Dataset listings of figures:
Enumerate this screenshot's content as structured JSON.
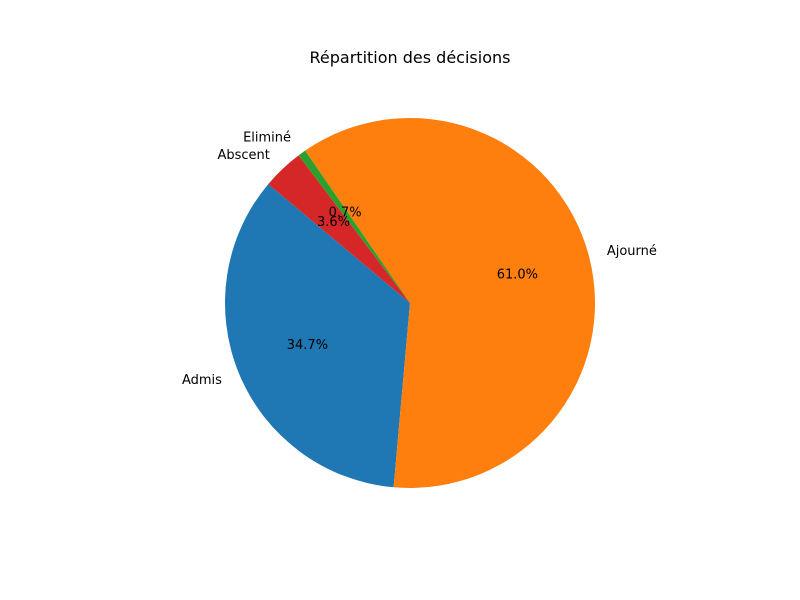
{
  "chart_data": {
    "type": "pie",
    "title": "Répartition des décisions",
    "categories": [
      "Admis",
      "Ajourné",
      "Eliminé",
      "Abscent"
    ],
    "values": [
      34.7,
      61.0,
      0.7,
      3.6
    ],
    "value_labels": [
      "34.7%",
      "61.0%",
      "0.7%",
      "3.6%"
    ],
    "colors": [
      "#1f77b4",
      "#ff7f0e",
      "#2ca02c",
      "#d62728"
    ],
    "start_angle_deg": 140,
    "direction": "counterclockwise"
  }
}
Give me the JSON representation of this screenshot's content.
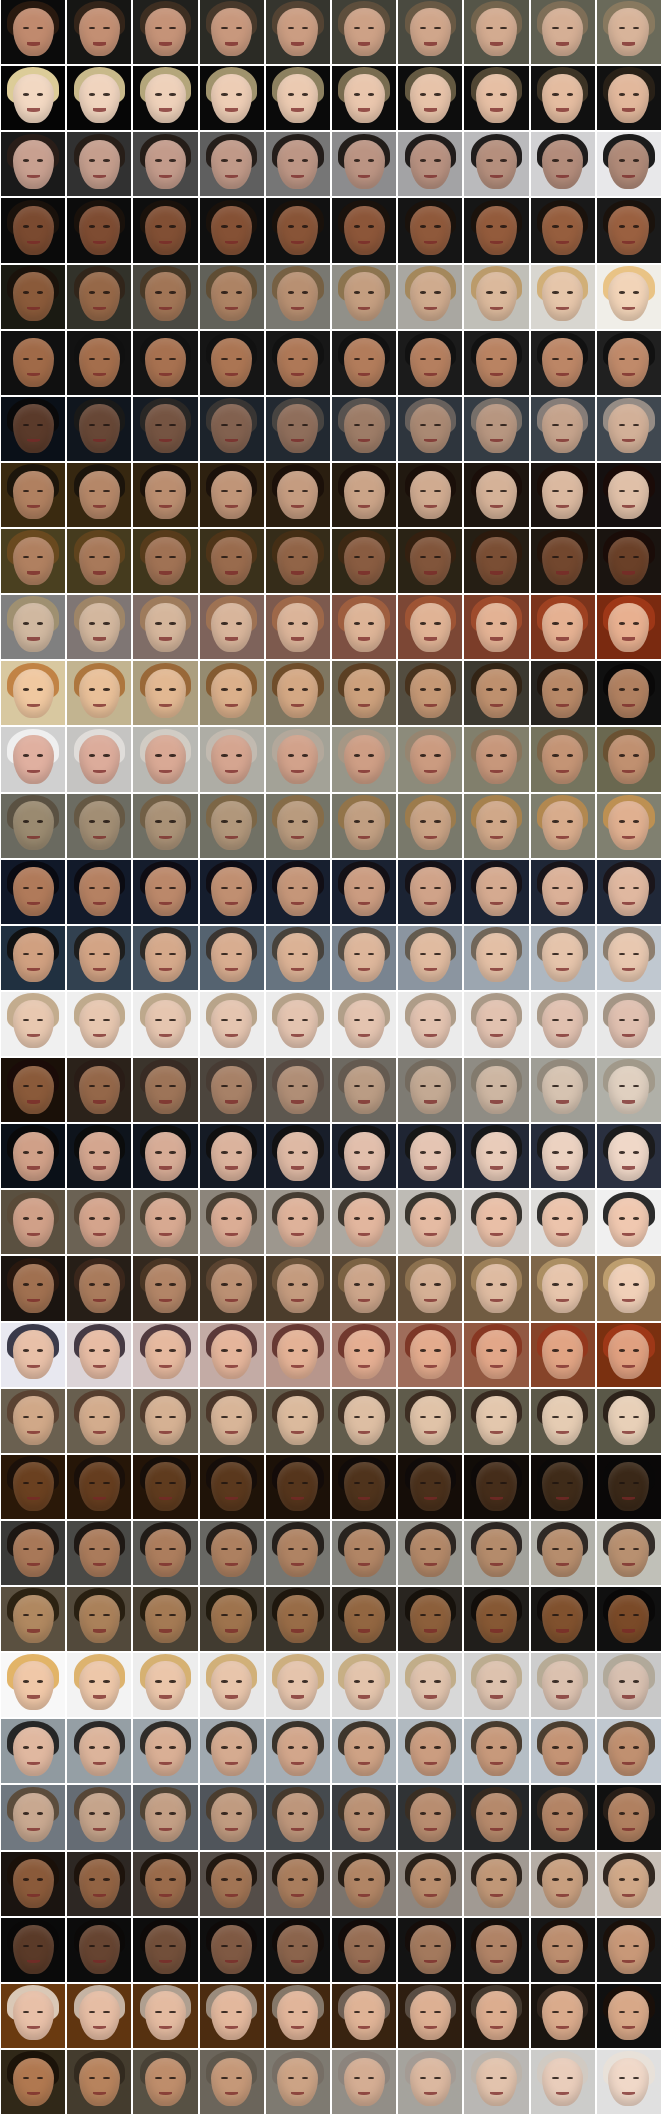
{
  "grid": {
    "rows": 32,
    "cols": 10,
    "row_palettes": [
      {
        "bg": [
          "#0b0b0b",
          "#6a6a5a"
        ],
        "skin": [
          "#c08a6e",
          "#d8b49a"
        ],
        "hair": [
          "#2a1a10",
          "#8a7a60"
        ]
      },
      {
        "bg": [
          "#050505",
          "#111111"
        ],
        "skin": [
          "#f2d8c2",
          "#e2b89c"
        ],
        "hair": [
          "#e8d7a0",
          "#2a2218"
        ]
      },
      {
        "bg": [
          "#1a1a1a",
          "#e8e8ea"
        ],
        "skin": [
          "#c8a090",
          "#b08a78"
        ],
        "hair": [
          "#2a1e18",
          "#111111"
        ]
      },
      {
        "bg": [
          "#0a0a0a",
          "#1a1a1a"
        ],
        "skin": [
          "#7a4a30",
          "#9a6040"
        ],
        "hair": [
          "#1a120c",
          "#1a120c"
        ]
      },
      {
        "bg": [
          "#1a1a12",
          "#f0eee8"
        ],
        "skin": [
          "#8a5a3a",
          "#f2d4b8"
        ],
        "hair": [
          "#1a120c",
          "#e8c080"
        ]
      },
      {
        "bg": [
          "#101010",
          "#202020"
        ],
        "skin": [
          "#a06a48",
          "#c08a6a"
        ],
        "hair": [
          "#111111",
          "#111111"
        ]
      },
      {
        "bg": [
          "#0a1018",
          "#404850"
        ],
        "skin": [
          "#5a3a2a",
          "#d2b098"
        ],
        "hair": [
          "#0a0a0a",
          "#9a9088"
        ]
      },
      {
        "bg": [
          "#3a2a10",
          "#151010"
        ],
        "skin": [
          "#b08060",
          "#e0c0a8"
        ],
        "hair": [
          "#1a140c",
          "#1a0c08"
        ]
      },
      {
        "bg": [
          "#4a4020",
          "#1a1410"
        ],
        "skin": [
          "#b08060",
          "#6a4028"
        ],
        "hair": [
          "#6a4a20",
          "#1a0c08"
        ]
      },
      {
        "bg": [
          "#808080",
          "#7a2a10"
        ],
        "skin": [
          "#d0b8a0",
          "#e8b090"
        ],
        "hair": [
          "#a09070",
          "#a03818"
        ]
      },
      {
        "bg": [
          "#d8c8a0",
          "#101010"
        ],
        "skin": [
          "#f0c8a0",
          "#b08060"
        ],
        "hair": [
          "#c08040",
          "#0a0808"
        ]
      },
      {
        "bg": [
          "#d0d0d0",
          "#6a6850"
        ],
        "skin": [
          "#e0b0a0",
          "#c09070"
        ],
        "hair": [
          "#f0f0f0",
          "#6a5030"
        ]
      },
      {
        "bg": [
          "#6a6a60",
          "#808070"
        ],
        "skin": [
          "#9a8a70",
          "#e0b090"
        ],
        "hair": [
          "#5a5040",
          "#c09050"
        ]
      },
      {
        "bg": [
          "#101828",
          "#202838"
        ],
        "skin": [
          "#b07a5a",
          "#e0b8a0"
        ],
        "hair": [
          "#0a0a10",
          "#1a1418"
        ]
      },
      {
        "bg": [
          "#203040",
          "#c0c8d0"
        ],
        "skin": [
          "#d0a080",
          "#e8c8b0"
        ],
        "hair": [
          "#101010",
          "#8a7a68"
        ]
      },
      {
        "bg": [
          "#f0f0f0",
          "#e8e8e8"
        ],
        "skin": [
          "#e8c8b0",
          "#e0c0b0"
        ],
        "hair": [
          "#c0a888",
          "#a09080"
        ]
      },
      {
        "bg": [
          "#1a1008",
          "#b0b0a8"
        ],
        "skin": [
          "#8a5a3a",
          "#e0d0c0"
        ],
        "hair": [
          "#1a0c08",
          "#a09888"
        ]
      },
      {
        "bg": [
          "#0a1018",
          "#2a3040"
        ],
        "skin": [
          "#d0a088",
          "#f0d8c8"
        ],
        "hair": [
          "#0a0a0a",
          "#1a1a1a"
        ]
      },
      {
        "bg": [
          "#5a5040",
          "#f0f0f0"
        ],
        "skin": [
          "#d0a088",
          "#f0c8b0"
        ],
        "hair": [
          "#5a4a38",
          "#202020"
        ]
      },
      {
        "bg": [
          "#1a1410",
          "#8a7050"
        ],
        "skin": [
          "#a07050",
          "#f0d0b8"
        ],
        "hair": [
          "#2a1810",
          "#c0a070"
        ]
      },
      {
        "bg": [
          "#e8e8f0",
          "#7a3010"
        ],
        "skin": [
          "#e8c0a8",
          "#e0a080"
        ],
        "hair": [
          "#303040",
          "#a03818"
        ]
      },
      {
        "bg": [
          "#6a6050",
          "#5a5848"
        ],
        "skin": [
          "#d0a888",
          "#e8d0b8"
        ],
        "hair": [
          "#5a4030",
          "#2a2018"
        ]
      },
      {
        "bg": [
          "#2a1808",
          "#0a0808"
        ],
        "skin": [
          "#6a4020",
          "#3a2818"
        ],
        "hair": [
          "#1a100a",
          "#0a0808"
        ]
      },
      {
        "bg": [
          "#3a3a38",
          "#c0c0b8"
        ],
        "skin": [
          "#a87858",
          "#b89070"
        ],
        "hair": [
          "#1a1410",
          "#2a2420"
        ]
      },
      {
        "bg": [
          "#5a5040",
          "#101010"
        ],
        "skin": [
          "#b08860",
          "#7a4a28"
        ],
        "hair": [
          "#2a2010",
          "#0a0808"
        ]
      },
      {
        "bg": [
          "#f8f8f8",
          "#c8c8c8"
        ],
        "skin": [
          "#f0c8a8",
          "#d8c0b0"
        ],
        "hair": [
          "#e0b060",
          "#b0a898"
        ]
      },
      {
        "bg": [
          "#909aa0",
          "#c0c8d0"
        ],
        "skin": [
          "#e0b8a0",
          "#c09070"
        ],
        "hair": [
          "#202020",
          "#4a3a28"
        ]
      },
      {
        "bg": [
          "#707880",
          "#101010"
        ],
        "skin": [
          "#c8a890",
          "#b08060"
        ],
        "hair": [
          "#5a4a38",
          "#2a2018"
        ]
      },
      {
        "bg": [
          "#1a1410",
          "#c8c0b8"
        ],
        "skin": [
          "#8a5a3a",
          "#d0a888"
        ],
        "hair": [
          "#1a100a",
          "#2a2018"
        ]
      },
      {
        "bg": [
          "#0a0a0a",
          "#181818"
        ],
        "skin": [
          "#5a3a28",
          "#c89878"
        ],
        "hair": [
          "#0a0808",
          "#1a100a"
        ]
      },
      {
        "bg": [
          "#6a3a10",
          "#101010"
        ],
        "skin": [
          "#e8c0a8",
          "#d8a888"
        ],
        "hair": [
          "#e0d0c0",
          "#1a100a"
        ]
      },
      {
        "bg": [
          "#302818",
          "#e0e0e0"
        ],
        "skin": [
          "#b07850",
          "#f0d8c8"
        ],
        "hair": [
          "#1a1208",
          "#e8e0d8"
        ]
      }
    ]
  }
}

__WHAT NEEDS TO BE DONE__:
Extract all the data above exactly, excluding every picture.

__COMPLETE OUTPUT__:
Enumerate this screenshot's content as structured JSON.
{
  "chart_data": {
    "type": "pie",
    "title": "Répartition des décisions",
    "categories": [
      "Admis",
      "Ajourné",
      "Eliminé",
      "Abscent"
    ],
    "values": [
      34.7,
      61.0,
      0.7,
      3.6
    ],
    "value_labels": [
      "34.7%",
      "61.0%",
      "0.7%",
      "3.6%"
    ],
    "colors": [
      "#1f77b4",
      "#ff7f0e",
      "#2ca02c",
      "#d62728"
    ],
    "start_angle_deg": 140,
    "direction": "counterclockwise"
  }
}
Give me the JSON representation of this screenshot's content.
{
  "grid": {
    "rows": 32,
    "cols": 10,
    "row_palettes": [
      {
        "bg": [
          "#0b0b0b",
          "#6a6a5a"
        ],
        "skin": [
          "#c08a6e",
          "#d8b49a"
        ],
        "hair": [
          "#2a1a10",
          "#8a7a60"
        ]
      },
      {
        "bg": [
          "#050505",
          "#111111"
        ],
        "skin": [
          "#f2d8c2",
          "#e2b89c"
        ],
        "hair": [
          "#e8d7a0",
          "#2a2218"
        ]
      },
      {
        "bg": [
          "#1a1a1a",
          "#e8e8ea"
        ],
        "skin": [
          "#c8a090",
          "#b08a78"
        ],
        "hair": [
          "#2a1e18",
          "#111111"
        ]
      },
      {
        "bg": [
          "#0a0a0a",
          "#1a1a1a"
        ],
        "skin": [
          "#7a4a30",
          "#9a6040"
        ],
        "hair": [
          "#1a120c",
          "#1a120c"
        ]
      },
      {
        "bg": [
          "#1a1a12",
          "#f0eee8"
        ],
        "skin": [
          "#8a5a3a",
          "#f2d4b8"
        ],
        "hair": [
          "#1a120c",
          "#e8c080"
        ]
      },
      {
        "bg": [
          "#101010",
          "#202020"
        ],
        "skin": [
          "#a06a48",
          "#c08a6a"
        ],
        "hair": [
          "#111111",
          "#111111"
        ]
      },
      {
        "bg": [
          "#0a1018",
          "#404850"
        ],
        "skin": [
          "#5a3a2a",
          "#d2b098"
        ],
        "hair": [
          "#0a0a0a",
          "#9a9088"
        ]
      },
      {
        "bg": [
          "#3a2a10",
          "#151010"
        ],
        "skin": [
          "#b08060",
          "#e0c0a8"
        ],
        "hair": [
          "#1a140c",
          "#1a0c08"
        ]
      },
      {
        "bg": [
          "#4a4020",
          "#1a1410"
        ],
        "skin": [
          "#b08060",
          "#6a4028"
        ],
        "hair": [
          "#6a4a20",
          "#1a0c08"
        ]
      },
      {
        "bg": [
          "#808080",
          "#7a2a10"
        ],
        "skin": [
          "#d0b8a0",
          "#e8b090"
        ],
        "hair": [
          "#a09070",
          "#a03818"
        ]
      },
      {
        "bg": [
          "#d8c8a0",
          "#101010"
        ],
        "skin": [
          "#f0c8a0",
          "#b08060"
        ],
        "hair": [
          "#c08040",
          "#0a0808"
        ]
      },
      {
        "bg": [
          "#d0d0d0",
          "#6a6850"
        ],
        "skin": [
          "#e0b0a0",
          "#c09070"
        ],
        "hair": [
          "#f0f0f0",
          "#6a5030"
        ]
      },
      {
        "bg": [
          "#6a6a60",
          "#808070"
        ],
        "skin": [
          "#9a8a70",
          "#e0b090"
        ],
        "hair": [
          "#5a5040",
          "#c09050"
        ]
      },
      {
        "bg": [
          "#101828",
          "#202838"
        ],
        "skin": [
          "#b07a5a",
          "#e0b8a0"
        ],
        "hair": [
          "#0a0a10",
          "#1a1418"
        ]
      },
      {
        "bg": [
          "#203040",
          "#c0c8d0"
        ],
        "skin": [
          "#d0a080",
          "#e8c8b0"
        ],
        "hair": [
          "#101010",
          "#8a7a68"
        ]
      },
      {
        "bg": [
          "#f0f0f0",
          "#e8e8e8"
        ],
        "skin": [
          "#e8c8b0",
          "#e0c0b0"
        ],
        "hair": [
          "#c0a888",
          "#a09080"
        ]
      },
      {
        "bg": [
          "#1a1008",
          "#b0b0a8"
        ],
        "skin": [
          "#8a5a3a",
          "#e0d0c0"
        ],
        "hair": [
          "#1a0c08",
          "#a09888"
        ]
      },
      {
        "bg": [
          "#0a1018",
          "#2a3040"
        ],
        "skin": [
          "#d0a088",
          "#f0d8c8"
        ],
        "hair": [
          "#0a0a0a",
          "#1a1a1a"
        ]
      },
      {
        "bg": [
          "#5a5040",
          "#f0f0f0"
        ],
        "skin": [
          "#d0a088",
          "#f0c8b0"
        ],
        "hair": [
          "#5a4a38",
          "#202020"
        ]
      },
      {
        "bg": [
          "#1a1410",
          "#8a7050"
        ],
        "skin": [
          "#a07050",
          "#f0d0b8"
        ],
        "hair": [
          "#2a1810",
          "#c0a070"
        ]
      },
      {
        "bg": [
          "#e8e8f0",
          "#7a3010"
        ],
        "skin": [
          "#e8c0a8",
          "#e0a080"
        ],
        "hair": [
          "#303040",
          "#a03818"
        ]
      },
      {
        "bg": [
          "#6a6050",
          "#5a5848"
        ],
        "skin": [
          "#d0a888",
          "#e8d0b8"
        ],
        "hair": [
          "#5a4030",
          "#2a2018"
        ]
      },
      {
        "bg": [
          "#2a1808",
          "#0a0808"
        ],
        "skin": [
          "#6a4020",
          "#3a2818"
        ],
        "hair": [
          "#1a100a",
          "#0a0808"
        ]
      },
      {
        "bg": [
          "#3a3a38",
          "#c0c0b8"
        ],
        "skin": [
          "#a87858",
          "#b89070"
        ],
        "hair": [
          "#1a1410",
          "#2a2420"
        ]
      },
      {
        "bg": [
          "#5a5040",
          "#101010"
        ],
        "skin": [
          "#b08860",
          "#7a4a28"
        ],
        "hair": [
          "#2a2010",
          "#0a0808"
        ]
      },
      {
        "bg": [
          "#f8f8f8",
          "#c8c8c8"
        ],
        "skin": [
          "#f0c8a8",
          "#d8c0b0"
        ],
        "hair": [
          "#e0b060",
          "#b0a898"
        ]
      },
      {
        "bg": [
          "#909aa0",
          "#c0c8d0"
        ],
        "skin": [
          "#e0b8a0",
          "#c09070"
        ],
        "hair": [
          "#202020",
          "#4a3a28"
        ]
      },
      {
        "bg": [
          "#707880",
          "#101010"
        ],
        "skin": [
          "#c8a890",
          "#b08060"
        ],
        "hair": [
          "#5a4a38",
          "#2a2018"
        ]
      },
      {
        "bg": [
          "#1a1410",
          "#c8c0b8"
        ],
        "skin": [
          "#8a5a3a",
          "#d0a888"
        ],
        "hair": [
          "#1a100a",
          "#2a2018"
        ]
      },
      {
        "bg": [
          "#0a0a0a",
          "#181818"
        ],
        "skin": [
          "#5a3a28",
          "#c89878"
        ],
        "hair": [
          "#0a0808",
          "#1a100a"
        ]
      },
      {
        "bg": [
          "#6a3a10",
          "#101010"
        ],
        "skin": [
          "#e8c0a8",
          "#d8a888"
        ],
        "hair": [
          "#e0d0c0",
          "#1a100a"
        ]
      },
      {
        "bg": [
          "#302818",
          "#e0e0e0"
        ],
        "skin": [
          "#b07850",
          "#f0d8c8"
        ],
        "hair": [
          "#1a1208",
          "#e8e0d8"
        ]
      }
    ]
  }
}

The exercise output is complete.